Start Text passage

Wednesday, April 5, 2017

So, my kid is reading my novel....

So, there’s this novel I’ve written and will be trying to sell this weekend.  If you know me at all, this is not news.  That said, if this is your first time here, ALOHA!  Welcome aboard!

My oldest daughter is now enthusiastically reading my novel, The Last Good Day.  I didn’t force her to or anything but I’m glad she was interested to try it as she’s smack in the middle of the target audience.  I’m also more glad, relieved in fact that now that she’s plowed through ¼ of it, she likes it and is engaged in the story. 

She’s finding more typos than I would like, but at this point, I’m still too close to it to even see them.  And it’s been really encouraging to talk to her about what she likes and what she thinks about the characters.  She knows that there are some conglomerations of real people and events in the story and she keeps inquiring about who people are and if certain things actually happened.  No spoilers, but there was one anecdote told in the protagonists’ backstory that actually happened to me in sixth grade which she found confusing based on knowing me now, but we talked it out. 

While it’s been really fun and reassuring to have her respond positively to the story, I find it equally if not more exciting that on some level, whether or not this book ever gets released, I feel like I’m modeling something positive for her and her siblings.  “Bird” as we sometimes call her loves to write and is working on her own book.  When she talks about her publishing future it’s, “When I publish my books” and not, like I tend to think most of the time, “If I can convince someone to read the whole thing then maybe…”  Her head is in the right place and she writes for the joy of it.  I needed that reminder this week as regardless of what happens in Philadelphia, I wrote this book not only out of a need to tell the story but because it was fun to do.  There were times that the characters really surprised me and others where they made me laugh out loud.  One way or another it will soon be time for me to move on from these characters and work on something else.  I’ve been wrapped up in this narrative for over six years now and it is definitely time for them to get out into the world.  I hope I’ll have the opportunity to share their story with you formally.

End Text passage
Start Data section

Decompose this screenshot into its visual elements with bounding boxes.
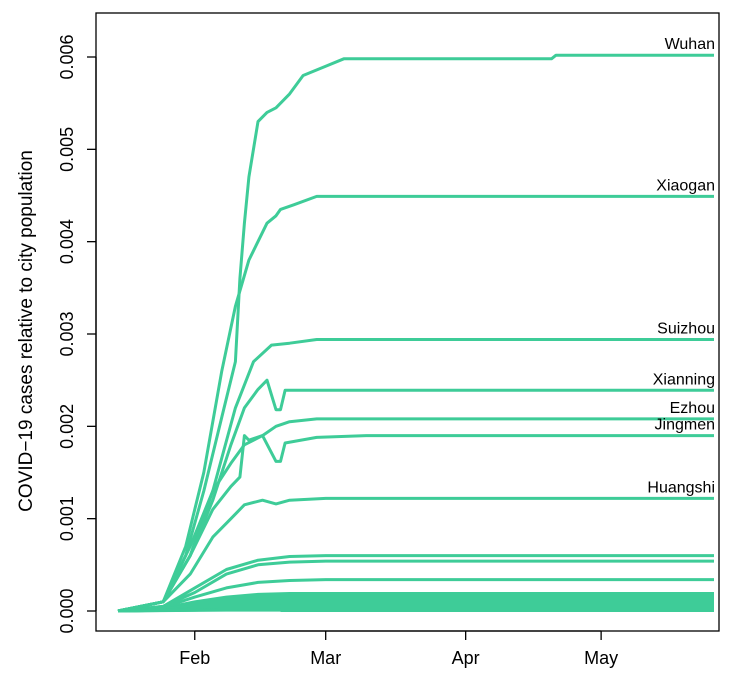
series-line-xiaogan — [117, 194, 714, 613]
y-tick-label: 0.000 — [57, 588, 77, 633]
series-label-huangshi: Huangshi — [647, 479, 715, 496]
series-layer — [117, 53, 714, 613]
series-line-wuhan — [117, 53, 714, 613]
series-label-wuhan: Wuhan — [665, 36, 715, 53]
x-tick-label: Apr — [452, 648, 480, 668]
y-tick-label: 0.003 — [57, 311, 77, 356]
series-label-suizhou: Suizhou — [657, 321, 715, 338]
x-axis: Feb Mar Apr May — [179, 630, 618, 668]
y-tick-label: 0.005 — [57, 127, 77, 172]
series-line-huangshi — [117, 496, 714, 613]
series-line-jingmen — [117, 434, 714, 613]
series-label-xiaogan: Xiaogan — [656, 177, 715, 194]
x-tick-label: May — [584, 648, 618, 668]
series-line-other-3 — [117, 578, 714, 613]
y-tick-label: 0.001 — [57, 496, 77, 541]
series-label-xianning: Xianning — [653, 371, 715, 388]
y-tick-label: 0.004 — [57, 219, 77, 264]
series-label-ezhou: Ezhou — [670, 400, 715, 417]
y-tick-label: 0.002 — [57, 404, 77, 449]
y-tick-label: 0.006 — [57, 34, 77, 79]
series-band — [280, 593, 714, 612]
y-axis: 0.000 0.001 0.002 0.003 0.004 0.005 0.006 — [57, 34, 97, 634]
x-tick-label: Mar — [310, 648, 341, 668]
series-label-jingmen: Jingmen — [655, 417, 715, 434]
series-line-xianning — [117, 378, 714, 613]
x-tick-label: Feb — [179, 648, 210, 668]
y-axis-title: COVID−19 cases relative to city populati… — [16, 150, 37, 512]
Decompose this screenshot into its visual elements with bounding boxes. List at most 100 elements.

End Data section

• **Tasks**
- A) In the listing, copy out the part that opens with the line containing "series-line-xiaogan — [117, 194, 714, 613]" and closes with the line containing "series-label-xiaogan: Xiaogan —", both of those lines included.
- B) Extend the blog post about a daughter reading her parent's novel, picking up after its final sentence.
The blog post and the listing have nothing to do with each other.

• **Expected answers**
- A)
series-line-xiaogan — [117, 194, 714, 613]
y-tick-label: 0.000 — [57, 588, 77, 633]
series-label-huangshi: Huangshi — [647, 479, 715, 496]
series-layer — [117, 53, 714, 613]
series-line-wuhan — [117, 53, 714, 613]
series-label-wuhan: Wuhan — [665, 36, 715, 53]
x-tick-label: Apr — [452, 648, 480, 668]
y-tick-label: 0.003 — [57, 311, 77, 356]
series-label-suizhou: Suizhou — [657, 321, 715, 338]
x-axis: Feb Mar Apr May — [179, 630, 618, 668]
y-tick-label: 0.005 — [57, 127, 77, 172]
series-line-huangshi — [117, 496, 714, 613]
series-line-jingmen — [117, 434, 714, 613]
series-label-xiaogan: Xiaogan — [656, 177, 715, 194]

- B)
Whatever happens with my pitches this weekend, there’s a reason they call it the writing process.  This part is obviously very different from the heady days when those first thirty pages come flying out faster than you can type and those amazing moments when your Beta Readers tell you they like it and give concrete feedback and suggestions to make it better, and then it does!  This part is where I have the chance to advocate not only for my book but for the characters themselves.  They’ve done their part and now, it’s my turn.  I hope I don’t let them down.

I’m pretty sure my daughter is proud of me and that’s very important to me, and so far she likes it.  If my writing never amounts to much at the very least, it’s given me a chance to connect with her creatively.  If it never gets published, I’ll still have been a model of trying something difficult.  I’ll be disappointed if it doesn’t get a chance to find an audience beyond my household and friends as, I really believe in it.  But, should the industry pass and I joins other projects back on the shelf, then I’ll get to model to my children what a mature person (not something I’m often accused of being) does when something doesn’t go their way. 

I’ll get to work on the next thing.  And that’s not a bad thing either.  I know my good friend Freddy Pinkerton is waiting for me to get back to his story…

Thanks for reading.  Please feel free to peruse the other columns here-they aren’t all about writing.  Many of them cover our years in Hawaii, Craft Beer, my family, Sports, and of course there are “The Duster Chronicles” from a few years ago.  Feel free to contact me through the comments as well.  Mahalo for now!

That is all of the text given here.